(Study text begins)

Campaign against Yemen rebels enters new phase, Saudi Arabia says

NAJRAN, Saudi Arabia — The Saudi-led “Decisive Storm” air campaign targeting Shiite rebels in Yemen is over, a spokesman for the coalition said Tuesday, but a new phase aimed at preventing the rebels from operating is beginning.

The announcement suggested that the nearly monthlong campaign of heavy airstrikes would be scaled down, but the spokesman, Brig. Gen. Ahmed Asiri, did not say they would stop. He said the coalition would continue to interdict rebel movements and protect civilians, without specifying how.

Speaking at a news conference in Riyadh, Asiri said the campaign’s objectives have been met as the rebels’ military capabilities had been destroyed, and that the operation would cease at midnight (2100 GMT).

He says the rebels, known as Houthis, no longer pose a danger to civilians and that the new phase, called “Renewal of Hope,” will focus on rebuilding the country while denying the rebels operational movement, protecting civilians, and supporting evacuation and relief operations.

“To implement this we will continue to have our operation,” he said. “Inside a city like Aden we will continue to protect civilians to prevent these militias from sustaining their operations,” he said, referring to the southern port city which has seen fierce fighting in recent weeks.

Asiri added that Saudi Arabia’s ground and naval forces would continue to guard its border with Yemen and interdict any shipments to the rebels, and he did not rule out future airstrikes against them.

The U.S.-backed campaign by Saudi Arabia and its allies, mainly Gulf Arab countries, is aimed at crushing the Houthis and allied military units loyal to a former autocrat, who have taken over Sanaa and much of northern Yemen.

The ground fighting and the airstrikes have pushed Yemen, the Arab world’s poorest country, to the brink of collapse. The fighting has also taken on the appearance of a proxy war between Iran, the Shiite powerhouse backing the Houthis, and Sunni-dominated Saudi Arabia.

Earlier Tuesday, the coalition pounded Houthis and their allies, killing 20 fighters in the western city of Ibb as the civilian death toll rose to 38 from airstrikes the day before in the capital, Sanaa, officials said.

The rebels targeted in Ibb were assembling to head to Aden as reinforcements in the battle against forces loyal to President Abed Rabbo Mansour Hadi, who fled the country from Aden to Saudi Arabia last month, security officials said.

(Study text ends)
(Record extracts begins)

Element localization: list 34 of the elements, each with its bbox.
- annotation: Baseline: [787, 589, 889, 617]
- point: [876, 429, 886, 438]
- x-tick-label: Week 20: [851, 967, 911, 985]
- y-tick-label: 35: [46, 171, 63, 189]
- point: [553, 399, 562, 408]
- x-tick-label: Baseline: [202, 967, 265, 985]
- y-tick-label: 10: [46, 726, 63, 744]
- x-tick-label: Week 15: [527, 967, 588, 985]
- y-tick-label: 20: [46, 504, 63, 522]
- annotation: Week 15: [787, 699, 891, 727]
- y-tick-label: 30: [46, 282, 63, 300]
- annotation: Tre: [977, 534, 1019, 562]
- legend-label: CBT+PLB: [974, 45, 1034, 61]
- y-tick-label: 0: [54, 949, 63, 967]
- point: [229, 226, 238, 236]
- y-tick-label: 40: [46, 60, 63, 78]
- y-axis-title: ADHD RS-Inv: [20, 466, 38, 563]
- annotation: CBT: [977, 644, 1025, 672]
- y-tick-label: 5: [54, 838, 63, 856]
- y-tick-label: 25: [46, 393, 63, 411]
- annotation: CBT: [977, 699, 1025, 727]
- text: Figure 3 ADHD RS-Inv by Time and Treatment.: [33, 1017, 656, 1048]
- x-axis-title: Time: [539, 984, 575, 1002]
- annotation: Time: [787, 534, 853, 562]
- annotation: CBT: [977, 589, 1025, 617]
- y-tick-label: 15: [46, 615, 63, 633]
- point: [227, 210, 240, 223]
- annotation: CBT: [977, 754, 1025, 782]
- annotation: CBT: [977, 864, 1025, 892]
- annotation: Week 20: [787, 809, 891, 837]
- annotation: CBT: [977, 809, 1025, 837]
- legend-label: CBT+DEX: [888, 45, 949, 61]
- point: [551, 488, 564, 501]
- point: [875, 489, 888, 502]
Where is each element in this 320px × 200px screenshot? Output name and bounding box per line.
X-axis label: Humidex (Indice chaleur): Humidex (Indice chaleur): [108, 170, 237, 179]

(Record extracts ends)

[What this exercise asks]
1. Quote the passage of the Yemen campaign article that opens with the words containing "NAJRAN, Saudi Arabia" and closes with "midnight (2100 GMT).".
2. Answer these questions using the Yemen campaign article:
(a) What is the new phase of the campaign called?
(b) At what time would the operation cease?
(c) How many fighters did the coalition kill in Ibb?

[Task responses]
1.
NAJRAN, Saudi Arabia — The Saudi-led “Decisive Storm” air campaign targeting Shiite rebels in Yemen is over, a spokesman for the coalition said Tuesday, but a new phase aimed at preventing the rebels from operating is beginning.

The announcement suggested that the nearly monthlong campaign of heavy airstrikes would be scaled down, but the spokesman, Brig. Gen. Ahmed Asiri, did not say they would stop. He said the coalition would continue to interdict rebel movements and protect civilians, without specifying how.

Speaking at a news conference in Riyadh, Asiri said the campaign’s objectives have been met as the rebels’ military capabilities had been destroyed, and that the operation would cease at midnight (2100 GMT).

2.
(a) "Renewal of Hope."
(b) At midnight (2100 GMT).
(c) 20 fighters.